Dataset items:
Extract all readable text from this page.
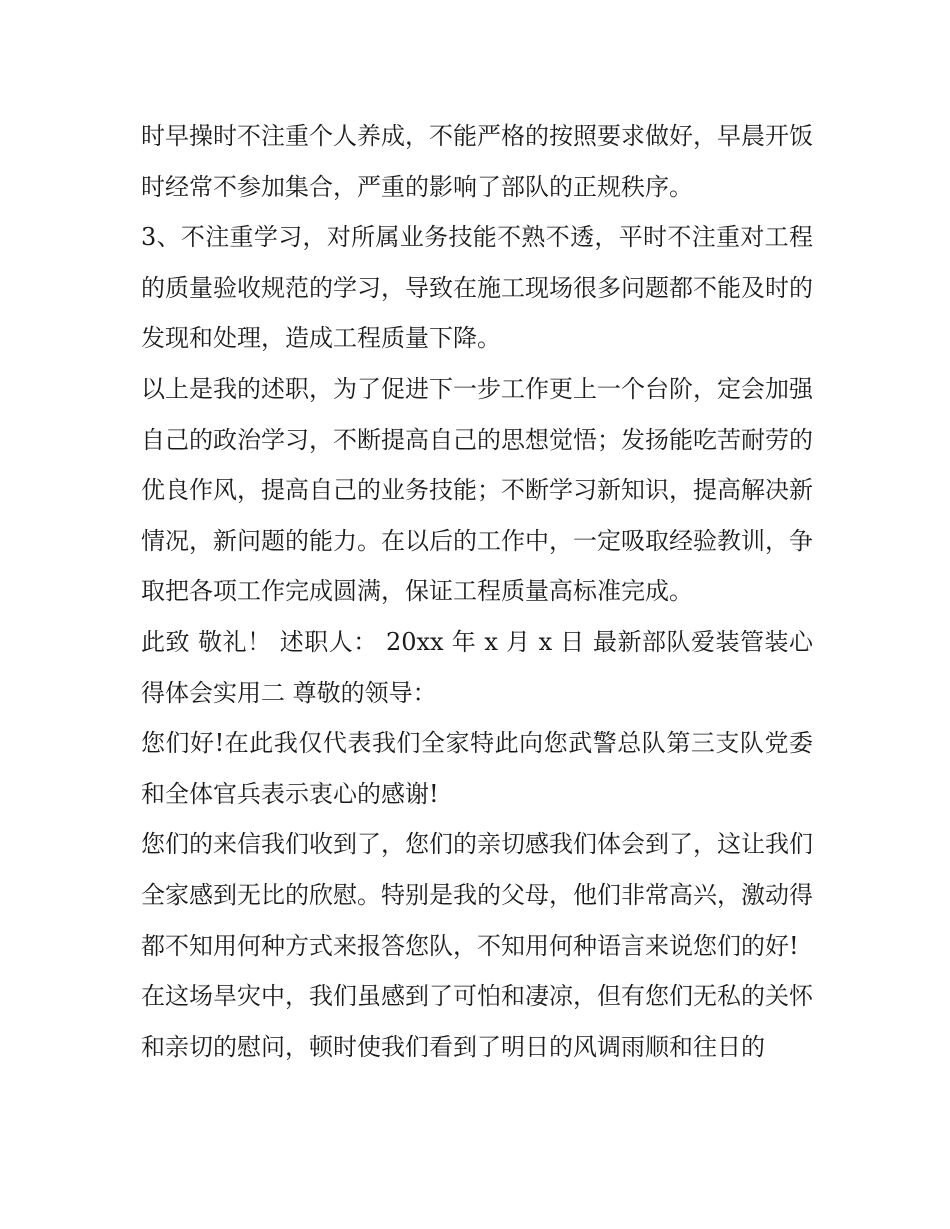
时早操时不注重个人养成，不能严格的按照要求做好，早晨开饭时经常不参加集合，严重的影响了部队的正规秩序。

3、不注重学习，对所属业务技能不熟不透，平时不注重对工程的质量验收规范的学习，导致在施工现场很多问题都不能及时的发现和处理，造成工程质量下降。

以上是我的述职，为了促进下一步工作更上一个台阶，定会加强自己的政治学习，不断提高自己的思想觉悟；发扬能吃苦耐劳的优良作风，提高自己的业务技能；不断学习新知识，提高解决新情况，新问题的能力。在以后的工作中，一定吸取经验教训，争取把各项工作完成圆满，保证工程质量高标准完成。

此致 敬礼！ 述职人： 20xx 年 x 月 x 日 最新部队爱装管装心得体会实用二 尊敬的领导：

您们好!在此我仅代表我们全家特此向您武警总队第三支队党委和全体官兵表示衷心的感谢!

您们的来信我们收到了，您们的亲切感我们体会到了，这让我们全家感到无比的欣慰。特别是我的父母，他们非常高兴，激动得都不知用何种方式来报答您队，不知用何种语言来说您们的好!

在这场旱灾中，我们虽感到了可怕和凄凉，但有您们无私的关怀和亲切的慰问，顿时使我们看到了明日的风调雨顺和往日的
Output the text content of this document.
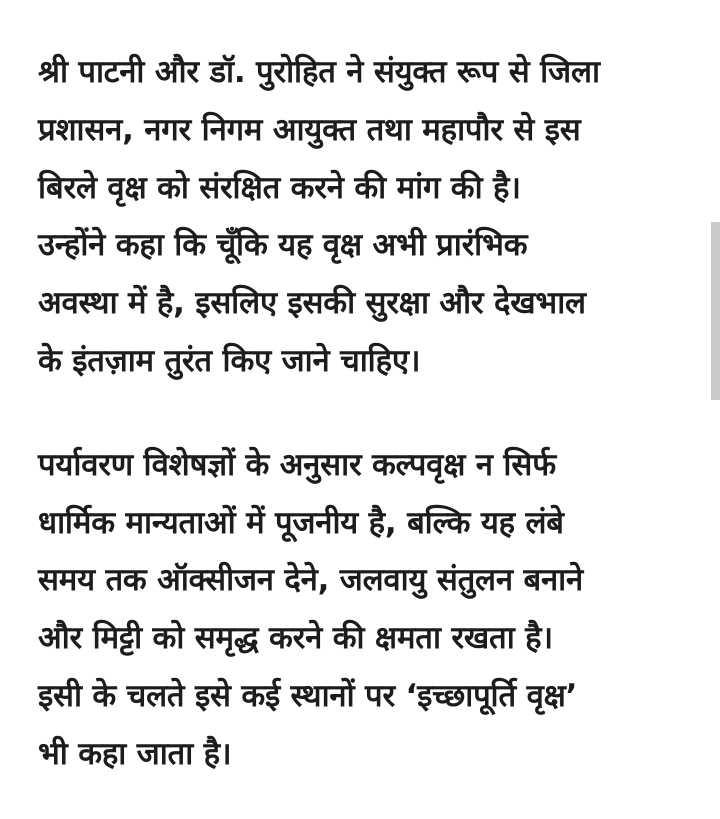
श्री पाटनी और डॉ. पुरोहित ने संयुक्त रूप से जिला
प्रशासन, नगर निगम आयुक्त तथा महापौर से इस
बिरले वृक्ष को संरक्षित करने की मांग की है।
उन्होंने कहा कि चूँकि यह वृक्ष अभी प्रारंभिक
अवस्था में है, इसलिए इसकी सुरक्षा और देखभाल
के इंतज़ाम तुरंत किए जाने चाहिए।
पर्यावरण विशेषज्ञों के अनुसार कल्पवृक्ष न सिर्फ
धार्मिक मान्यताओं में पूजनीय है, बल्कि यह लंबे
समय तक ऑक्सीजन देने, जलवायु संतुलन बनाने
और मिट्टी को समृद्ध करने की क्षमता रखता है।
इसी के चलते इसे कई स्थानों पर ‘इच्छापूर्ति वृक्ष’
भी कहा जाता है।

WRITTEN TASK:
Copy out the lines in which the string "text" appears.

OUTPUT FOR THIS EXERCISE:
Extract all readable text from this page.
Output the text content of this document.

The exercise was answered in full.